(Extracted records)
>>>
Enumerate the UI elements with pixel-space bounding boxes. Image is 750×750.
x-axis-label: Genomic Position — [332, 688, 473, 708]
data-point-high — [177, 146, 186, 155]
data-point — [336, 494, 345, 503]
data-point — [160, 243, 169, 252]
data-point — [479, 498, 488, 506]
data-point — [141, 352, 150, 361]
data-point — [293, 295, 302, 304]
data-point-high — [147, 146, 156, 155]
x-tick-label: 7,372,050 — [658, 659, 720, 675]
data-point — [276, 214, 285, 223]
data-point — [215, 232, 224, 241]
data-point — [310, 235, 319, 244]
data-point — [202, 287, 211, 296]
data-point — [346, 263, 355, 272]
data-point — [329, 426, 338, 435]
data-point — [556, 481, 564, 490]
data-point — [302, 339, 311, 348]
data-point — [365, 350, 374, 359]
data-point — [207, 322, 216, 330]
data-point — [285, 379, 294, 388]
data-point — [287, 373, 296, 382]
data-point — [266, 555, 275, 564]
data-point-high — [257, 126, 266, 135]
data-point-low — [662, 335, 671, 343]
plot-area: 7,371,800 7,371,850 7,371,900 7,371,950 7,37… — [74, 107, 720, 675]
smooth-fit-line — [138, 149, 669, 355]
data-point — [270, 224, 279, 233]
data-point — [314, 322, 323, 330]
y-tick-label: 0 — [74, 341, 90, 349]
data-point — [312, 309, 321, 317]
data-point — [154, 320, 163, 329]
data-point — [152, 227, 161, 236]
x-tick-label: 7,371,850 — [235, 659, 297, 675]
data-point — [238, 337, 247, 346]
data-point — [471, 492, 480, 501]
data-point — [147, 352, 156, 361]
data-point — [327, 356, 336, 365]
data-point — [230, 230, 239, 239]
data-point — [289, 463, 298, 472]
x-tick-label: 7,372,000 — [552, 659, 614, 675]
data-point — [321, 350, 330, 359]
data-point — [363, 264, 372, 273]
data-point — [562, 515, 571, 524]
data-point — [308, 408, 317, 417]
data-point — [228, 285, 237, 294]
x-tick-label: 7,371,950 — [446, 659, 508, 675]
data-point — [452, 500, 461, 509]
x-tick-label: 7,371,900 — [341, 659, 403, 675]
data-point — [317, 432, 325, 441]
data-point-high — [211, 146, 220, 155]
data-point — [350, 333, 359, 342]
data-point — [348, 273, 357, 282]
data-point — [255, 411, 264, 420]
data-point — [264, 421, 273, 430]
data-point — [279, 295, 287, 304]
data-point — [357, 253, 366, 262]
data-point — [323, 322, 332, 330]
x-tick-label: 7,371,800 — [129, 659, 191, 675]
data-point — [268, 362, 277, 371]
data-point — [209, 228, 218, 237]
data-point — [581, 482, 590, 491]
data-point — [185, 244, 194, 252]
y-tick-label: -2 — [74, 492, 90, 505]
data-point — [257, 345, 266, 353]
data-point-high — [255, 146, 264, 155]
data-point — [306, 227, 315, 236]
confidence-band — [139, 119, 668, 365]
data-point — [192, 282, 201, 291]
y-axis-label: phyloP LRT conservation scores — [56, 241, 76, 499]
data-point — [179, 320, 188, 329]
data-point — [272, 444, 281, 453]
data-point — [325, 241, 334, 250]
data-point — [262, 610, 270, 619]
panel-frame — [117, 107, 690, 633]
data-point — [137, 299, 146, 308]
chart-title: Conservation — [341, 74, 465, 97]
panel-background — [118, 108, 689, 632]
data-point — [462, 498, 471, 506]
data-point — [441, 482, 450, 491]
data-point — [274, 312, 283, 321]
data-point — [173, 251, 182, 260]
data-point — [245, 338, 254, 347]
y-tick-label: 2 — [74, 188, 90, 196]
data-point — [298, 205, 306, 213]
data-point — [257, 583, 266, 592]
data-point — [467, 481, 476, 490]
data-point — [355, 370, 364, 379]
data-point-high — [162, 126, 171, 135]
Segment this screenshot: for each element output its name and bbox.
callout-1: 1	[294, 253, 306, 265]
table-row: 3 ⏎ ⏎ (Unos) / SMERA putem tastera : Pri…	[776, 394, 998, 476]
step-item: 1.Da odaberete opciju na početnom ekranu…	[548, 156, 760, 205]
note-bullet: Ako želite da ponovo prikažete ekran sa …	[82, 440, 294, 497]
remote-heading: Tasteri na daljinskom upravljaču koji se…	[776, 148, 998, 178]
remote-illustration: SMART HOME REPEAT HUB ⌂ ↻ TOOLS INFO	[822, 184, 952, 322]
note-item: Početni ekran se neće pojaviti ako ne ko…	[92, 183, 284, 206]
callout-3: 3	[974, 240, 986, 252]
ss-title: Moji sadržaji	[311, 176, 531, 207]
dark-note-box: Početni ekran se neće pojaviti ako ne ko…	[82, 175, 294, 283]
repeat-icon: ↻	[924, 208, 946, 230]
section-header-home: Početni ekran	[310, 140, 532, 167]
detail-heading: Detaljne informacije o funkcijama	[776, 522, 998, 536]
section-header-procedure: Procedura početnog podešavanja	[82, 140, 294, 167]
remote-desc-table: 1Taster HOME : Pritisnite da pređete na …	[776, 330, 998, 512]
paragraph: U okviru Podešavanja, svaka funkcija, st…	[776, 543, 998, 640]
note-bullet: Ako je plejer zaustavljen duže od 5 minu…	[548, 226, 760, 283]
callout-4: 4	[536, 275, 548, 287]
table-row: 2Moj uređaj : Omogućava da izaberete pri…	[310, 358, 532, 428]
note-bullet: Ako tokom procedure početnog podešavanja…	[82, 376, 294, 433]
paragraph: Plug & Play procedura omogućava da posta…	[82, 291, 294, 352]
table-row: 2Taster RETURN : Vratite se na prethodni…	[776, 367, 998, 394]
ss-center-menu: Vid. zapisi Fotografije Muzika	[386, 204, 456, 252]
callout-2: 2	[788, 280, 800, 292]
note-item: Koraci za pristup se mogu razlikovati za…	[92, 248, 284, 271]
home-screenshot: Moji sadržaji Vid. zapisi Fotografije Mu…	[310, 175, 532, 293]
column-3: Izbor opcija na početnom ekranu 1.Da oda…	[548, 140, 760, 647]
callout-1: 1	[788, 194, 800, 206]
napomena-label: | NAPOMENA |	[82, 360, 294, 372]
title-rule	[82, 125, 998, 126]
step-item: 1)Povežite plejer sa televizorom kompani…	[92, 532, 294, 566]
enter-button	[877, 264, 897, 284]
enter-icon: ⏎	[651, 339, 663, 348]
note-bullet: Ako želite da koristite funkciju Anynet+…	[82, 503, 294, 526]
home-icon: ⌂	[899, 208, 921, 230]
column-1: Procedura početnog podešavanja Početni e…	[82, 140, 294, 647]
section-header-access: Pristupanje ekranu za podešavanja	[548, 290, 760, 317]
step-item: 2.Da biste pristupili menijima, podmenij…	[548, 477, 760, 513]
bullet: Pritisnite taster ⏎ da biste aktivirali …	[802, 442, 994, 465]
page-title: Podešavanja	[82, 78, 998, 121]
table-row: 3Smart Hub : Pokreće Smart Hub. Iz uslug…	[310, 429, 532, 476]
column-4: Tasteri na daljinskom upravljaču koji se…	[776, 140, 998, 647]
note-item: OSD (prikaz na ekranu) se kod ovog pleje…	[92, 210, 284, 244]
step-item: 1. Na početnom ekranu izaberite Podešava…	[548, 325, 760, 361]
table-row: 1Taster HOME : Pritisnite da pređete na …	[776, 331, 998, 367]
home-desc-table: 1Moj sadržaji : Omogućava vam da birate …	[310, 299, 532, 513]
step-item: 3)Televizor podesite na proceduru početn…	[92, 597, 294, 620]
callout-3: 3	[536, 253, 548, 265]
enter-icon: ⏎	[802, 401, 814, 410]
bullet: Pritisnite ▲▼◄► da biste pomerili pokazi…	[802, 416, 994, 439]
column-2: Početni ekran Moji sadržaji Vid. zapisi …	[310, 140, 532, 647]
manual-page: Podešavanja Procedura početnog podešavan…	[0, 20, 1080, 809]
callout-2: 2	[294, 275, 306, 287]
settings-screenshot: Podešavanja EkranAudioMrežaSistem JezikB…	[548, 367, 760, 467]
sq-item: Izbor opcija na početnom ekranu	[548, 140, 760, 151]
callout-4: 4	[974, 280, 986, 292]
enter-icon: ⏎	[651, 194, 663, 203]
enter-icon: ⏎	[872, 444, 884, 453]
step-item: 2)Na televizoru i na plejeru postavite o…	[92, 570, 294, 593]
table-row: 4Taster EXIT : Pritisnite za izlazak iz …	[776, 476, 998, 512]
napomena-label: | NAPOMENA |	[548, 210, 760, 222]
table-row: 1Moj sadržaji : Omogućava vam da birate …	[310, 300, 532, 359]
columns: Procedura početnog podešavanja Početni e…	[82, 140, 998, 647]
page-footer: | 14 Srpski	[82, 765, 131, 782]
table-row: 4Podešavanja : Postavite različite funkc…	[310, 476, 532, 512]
<<<
## [Work task]
Lines from the entries that contain the string "tick" must be found and copied.

## [Answer to the problem]
x-tick-label: 7,372,050 — [658, 659, 720, 675]
y-tick-label: 0 — [74, 341, 90, 349]
x-tick-label: 7,371,850 — [235, 659, 297, 675]
x-tick-label: 7,372,000 — [552, 659, 614, 675]
x-tick-label: 7,371,950 — [446, 659, 508, 675]
x-tick-label: 7,371,900 — [341, 659, 403, 675]
x-tick-label: 7,371,800 — [129, 659, 191, 675]
y-tick-label: -2 — [74, 492, 90, 505]
y-tick-label: 2 — [74, 188, 90, 196]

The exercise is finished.